◆ **Your instructions**
Restate the entries below verbatim.

◆ **Exercise inputs**
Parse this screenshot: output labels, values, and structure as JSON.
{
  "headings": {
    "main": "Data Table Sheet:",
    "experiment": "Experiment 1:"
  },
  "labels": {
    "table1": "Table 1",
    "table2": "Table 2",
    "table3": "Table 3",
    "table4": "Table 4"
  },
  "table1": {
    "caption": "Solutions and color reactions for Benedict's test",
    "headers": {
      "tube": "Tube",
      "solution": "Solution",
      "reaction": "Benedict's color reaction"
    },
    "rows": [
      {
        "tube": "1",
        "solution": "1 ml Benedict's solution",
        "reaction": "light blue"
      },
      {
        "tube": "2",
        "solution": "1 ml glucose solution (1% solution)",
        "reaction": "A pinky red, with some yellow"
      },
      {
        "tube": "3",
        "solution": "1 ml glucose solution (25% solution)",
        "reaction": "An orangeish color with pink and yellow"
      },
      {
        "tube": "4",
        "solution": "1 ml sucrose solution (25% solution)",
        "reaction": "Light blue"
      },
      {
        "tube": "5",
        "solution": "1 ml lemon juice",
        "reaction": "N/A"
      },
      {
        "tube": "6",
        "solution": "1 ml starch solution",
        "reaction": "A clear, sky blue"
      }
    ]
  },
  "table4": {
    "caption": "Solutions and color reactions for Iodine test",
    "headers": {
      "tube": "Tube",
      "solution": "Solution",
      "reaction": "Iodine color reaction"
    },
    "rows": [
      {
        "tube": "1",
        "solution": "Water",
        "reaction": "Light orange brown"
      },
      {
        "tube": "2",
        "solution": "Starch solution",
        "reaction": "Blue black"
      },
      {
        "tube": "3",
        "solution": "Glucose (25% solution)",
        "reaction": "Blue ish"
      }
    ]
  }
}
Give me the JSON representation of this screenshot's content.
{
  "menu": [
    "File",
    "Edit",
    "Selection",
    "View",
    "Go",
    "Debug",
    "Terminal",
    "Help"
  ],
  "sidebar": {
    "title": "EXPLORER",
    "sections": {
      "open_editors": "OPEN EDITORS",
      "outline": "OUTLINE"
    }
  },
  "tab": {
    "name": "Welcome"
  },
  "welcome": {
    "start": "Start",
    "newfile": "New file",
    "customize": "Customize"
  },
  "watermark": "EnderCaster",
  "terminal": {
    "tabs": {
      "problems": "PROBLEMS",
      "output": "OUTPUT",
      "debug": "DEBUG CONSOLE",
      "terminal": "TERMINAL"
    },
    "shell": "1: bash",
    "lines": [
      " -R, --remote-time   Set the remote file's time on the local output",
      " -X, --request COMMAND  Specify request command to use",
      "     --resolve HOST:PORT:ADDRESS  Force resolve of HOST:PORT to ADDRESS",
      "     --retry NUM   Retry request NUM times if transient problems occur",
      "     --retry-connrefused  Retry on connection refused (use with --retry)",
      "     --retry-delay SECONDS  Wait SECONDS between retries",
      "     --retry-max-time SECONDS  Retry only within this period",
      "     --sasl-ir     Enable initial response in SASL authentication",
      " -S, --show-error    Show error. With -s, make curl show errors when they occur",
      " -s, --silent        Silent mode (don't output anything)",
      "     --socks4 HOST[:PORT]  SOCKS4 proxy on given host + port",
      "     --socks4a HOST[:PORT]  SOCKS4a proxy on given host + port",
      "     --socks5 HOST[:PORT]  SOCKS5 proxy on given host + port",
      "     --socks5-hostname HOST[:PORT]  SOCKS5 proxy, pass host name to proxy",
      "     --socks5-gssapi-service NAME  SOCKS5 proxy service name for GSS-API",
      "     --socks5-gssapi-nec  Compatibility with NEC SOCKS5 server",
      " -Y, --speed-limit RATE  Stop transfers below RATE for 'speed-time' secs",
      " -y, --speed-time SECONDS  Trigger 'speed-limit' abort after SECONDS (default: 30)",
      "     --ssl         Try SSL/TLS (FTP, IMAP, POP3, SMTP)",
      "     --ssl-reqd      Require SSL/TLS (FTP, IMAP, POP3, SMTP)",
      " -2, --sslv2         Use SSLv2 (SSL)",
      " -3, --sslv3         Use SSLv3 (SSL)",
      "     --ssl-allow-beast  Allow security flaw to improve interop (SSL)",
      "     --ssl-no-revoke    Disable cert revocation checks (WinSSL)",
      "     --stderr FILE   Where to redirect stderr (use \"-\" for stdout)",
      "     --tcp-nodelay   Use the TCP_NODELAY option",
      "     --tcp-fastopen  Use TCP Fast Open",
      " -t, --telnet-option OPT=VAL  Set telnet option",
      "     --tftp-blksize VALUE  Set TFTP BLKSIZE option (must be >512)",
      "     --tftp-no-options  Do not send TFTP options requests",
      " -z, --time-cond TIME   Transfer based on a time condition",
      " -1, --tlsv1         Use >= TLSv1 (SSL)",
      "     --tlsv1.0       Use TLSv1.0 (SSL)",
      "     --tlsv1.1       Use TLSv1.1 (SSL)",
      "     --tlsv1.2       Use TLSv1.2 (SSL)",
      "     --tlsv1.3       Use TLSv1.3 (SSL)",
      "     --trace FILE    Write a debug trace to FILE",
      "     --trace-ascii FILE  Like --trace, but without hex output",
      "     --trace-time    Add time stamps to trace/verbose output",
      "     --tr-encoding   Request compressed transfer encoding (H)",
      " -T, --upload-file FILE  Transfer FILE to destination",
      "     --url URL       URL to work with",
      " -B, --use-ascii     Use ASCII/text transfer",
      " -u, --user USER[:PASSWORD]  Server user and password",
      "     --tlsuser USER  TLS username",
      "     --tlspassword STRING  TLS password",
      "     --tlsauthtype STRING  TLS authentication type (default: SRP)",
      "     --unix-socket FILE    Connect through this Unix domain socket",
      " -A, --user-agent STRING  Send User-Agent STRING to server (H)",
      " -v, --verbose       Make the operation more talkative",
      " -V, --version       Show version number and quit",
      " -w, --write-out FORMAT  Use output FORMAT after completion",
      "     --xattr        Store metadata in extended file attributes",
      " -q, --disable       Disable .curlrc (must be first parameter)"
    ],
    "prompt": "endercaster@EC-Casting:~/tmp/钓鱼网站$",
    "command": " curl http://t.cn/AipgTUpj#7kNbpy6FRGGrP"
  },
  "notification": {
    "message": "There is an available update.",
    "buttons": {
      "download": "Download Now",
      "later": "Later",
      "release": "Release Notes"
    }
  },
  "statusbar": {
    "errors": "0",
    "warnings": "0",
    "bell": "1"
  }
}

◆ **Response to this task**
Parse this screenshot: output labels, values, and structure as JSON.
{
  "headings": {
    "main": "Data Table Sheet:",
    "experiment": "Experiment 1:"
  },
  "labels": {
    "table1": "Table 1",
    "table2": "Table 2",
    "table3": "Table 3",
    "table4": "Table 4"
  },
  "table1": {
    "caption": "Solutions and color reactions for Benedict's test",
    "headers": {
      "tube": "Tube",
      "solution": "Solution",
      "reaction": "Benedict's color reaction"
    },
    "rows": [
      {
        "tube": "1",
        "solution": "1 ml Benedict's solution",
        "reaction": "light blue"
      },
      {
        "tube": "2",
        "solution": "1 ml glucose solution (1% solution)",
        "reaction": "A pinky red, with some yellow"
      },
      {
        "tube": "3",
        "solution": "1 ml glucose solution (25% solution)",
        "reaction": "An orangeish color with pink and yellow"
      },
      {
        "tube": "4",
        "solution": "1 ml sucrose solution (25% solution)",
        "reaction": "Light blue"
      },
      {
        "tube": "5",
        "solution": "1 ml lemon juice",
        "reaction": "N/A"
      },
      {
        "tube": "6",
        "solution": "1 ml starch solution",
        "reaction": "A clear, sky blue"
      }
    ]
  },
  "table4": {
    "caption": "Solutions and color reactions for Iodine test",
    "headers": {
      "tube": "Tube",
      "solution": "Solution",
      "reaction": "Iodine color reaction"
    },
    "rows": [
      {
        "tube": "1",
        "solution": "Water",
        "reaction": "Light orange brown"
      },
      {
        "tube": "2",
        "solution": "Starch solution",
        "reaction": "Blue black"
      },
      {
        "tube": "3",
        "solution": "Glucose (25% solution)",
        "reaction": "Blue ish"
      }
    ]
  }
}
Give me the JSON representation of this screenshot's content.
{
  "menu": [
    "File",
    "Edit",
    "Selection",
    "View",
    "Go",
    "Debug",
    "Terminal",
    "Help"
  ],
  "sidebar": {
    "title": "EXPLORER",
    "sections": {
      "open_editors": "OPEN EDITORS",
      "outline": "OUTLINE"
    }
  },
  "tab": {
    "name": "Welcome"
  },
  "welcome": {
    "start": "Start",
    "newfile": "New file",
    "customize": "Customize"
  },
  "watermark": "EnderCaster",
  "terminal": {
    "tabs": {
      "problems": "PROBLEMS",
      "output": "OUTPUT",
      "debug": "DEBUG CONSOLE",
      "terminal": "TERMINAL"
    },
    "shell": "1: bash",
    "lines": [
      " -R, --remote-time   Set the remote file's time on the local output",
      " -X, --request COMMAND  Specify request command to use",
      "     --resolve HOST:PORT:ADDRESS  Force resolve of HOST:PORT to ADDRESS",
      "     --retry NUM   Retry request NUM times if transient problems occur",
      "     --retry-connrefused  Retry on connection refused (use with --retry)",
      "     --retry-delay SECONDS  Wait SECONDS between retries",
      "     --retry-max-time SECONDS  Retry only within this period",
      "     --sasl-ir     Enable initial response in SASL authentication",
      " -S, --show-error    Show error. With -s, make curl show errors when they occur",
      " -s, --silent        Silent mode (don't output anything)",
      "     --socks4 HOST[:PORT]  SOCKS4 proxy on given host + port",
      "     --socks4a HOST[:PORT]  SOCKS4a proxy on given host + port",
      "     --socks5 HOST[:PORT]  SOCKS5 proxy on given host + port",
      "     --socks5-hostname HOST[:PORT]  SOCKS5 proxy, pass host name to proxy",
      "     --socks5-gssapi-service NAME  SOCKS5 proxy service name for GSS-API",
      "     --socks5-gssapi-nec  Compatibility with NEC SOCKS5 server",
      " -Y, --speed-limit RATE  Stop transfers below RATE for 'speed-time' secs",
      " -y, --speed-time SECONDS  Trigger 'speed-limit' abort after SECONDS (default: 30)",
      "     --ssl         Try SSL/TLS (FTP, IMAP, POP3, SMTP)",
      "     --ssl-reqd      Require SSL/TLS (FTP, IMAP, POP3, SMTP)",
      " -2, --sslv2         Use SSLv2 (SSL)",
      " -3, --sslv3         Use SSLv3 (SSL)",
      "     --ssl-allow-beast  Allow security flaw to improve interop (SSL)",
      "     --ssl-no-revoke    Disable cert revocation checks (WinSSL)",
      "     --stderr FILE   Where to redirect stderr (use \"-\" for stdout)",
      "     --tcp-nodelay   Use the TCP_NODELAY option",
      "     --tcp-fastopen  Use TCP Fast Open",
      " -t, --telnet-option OPT=VAL  Set telnet option",
      "     --tftp-blksize VALUE  Set TFTP BLKSIZE option (must be >512)",
      "     --tftp-no-options  Do not send TFTP options requests",
      " -z, --time-cond TIME   Transfer based on a time condition",
      " -1, --tlsv1         Use >= TLSv1 (SSL)",
      "     --tlsv1.0       Use TLSv1.0 (SSL)",
      "     --tlsv1.1       Use TLSv1.1 (SSL)",
      "     --tlsv1.2       Use TLSv1.2 (SSL)",
      "     --tlsv1.3       Use TLSv1.3 (SSL)",
      "     --trace FILE    Write a debug trace to FILE",
      "     --trace-ascii FILE  Like --trace, but without hex output",
      "     --trace-time    Add time stamps to trace/verbose output",
      "     --tr-encoding   Request compressed transfer encoding (H)",
      " -T, --upload-file FILE  Transfer FILE to destination",
      "     --url URL       URL to work with",
      " -B, --use-ascii     Use ASCII/text transfer",
      " -u, --user USER[:PASSWORD]  Server user and password",
      "     --tlsuser USER  TLS username",
      "     --tlspassword STRING  TLS password",
      "     --tlsauthtype STRING  TLS authentication type (default: SRP)",
      "     --unix-socket FILE    Connect through this Unix domain socket",
      " -A, --user-agent STRING  Send User-Agent STRING to server (H)",
      " -v, --verbose       Make the operation more talkative",
      " -V, --version       Show version number and quit",
      " -w, --write-out FORMAT  Use output FORMAT after completion",
      "     --xattr        Store metadata in extended file attributes",
      " -q, --disable       Disable .curlrc (must be first parameter)"
    ],
    "prompt": "endercaster@EC-Casting:~/tmp/钓鱼网站$",
    "command": " curl http://t.cn/AipgTUpj#7kNbpy6FRGGrP"
  },
  "notification": {
    "message": "There is an available update.",
    "buttons": {
      "download": "Download Now",
      "later": "Later",
      "release": "Release Notes"
    }
  },
  "statusbar": {
    "errors": "0",
    "warnings": "0",
    "bell": "1"
  }
}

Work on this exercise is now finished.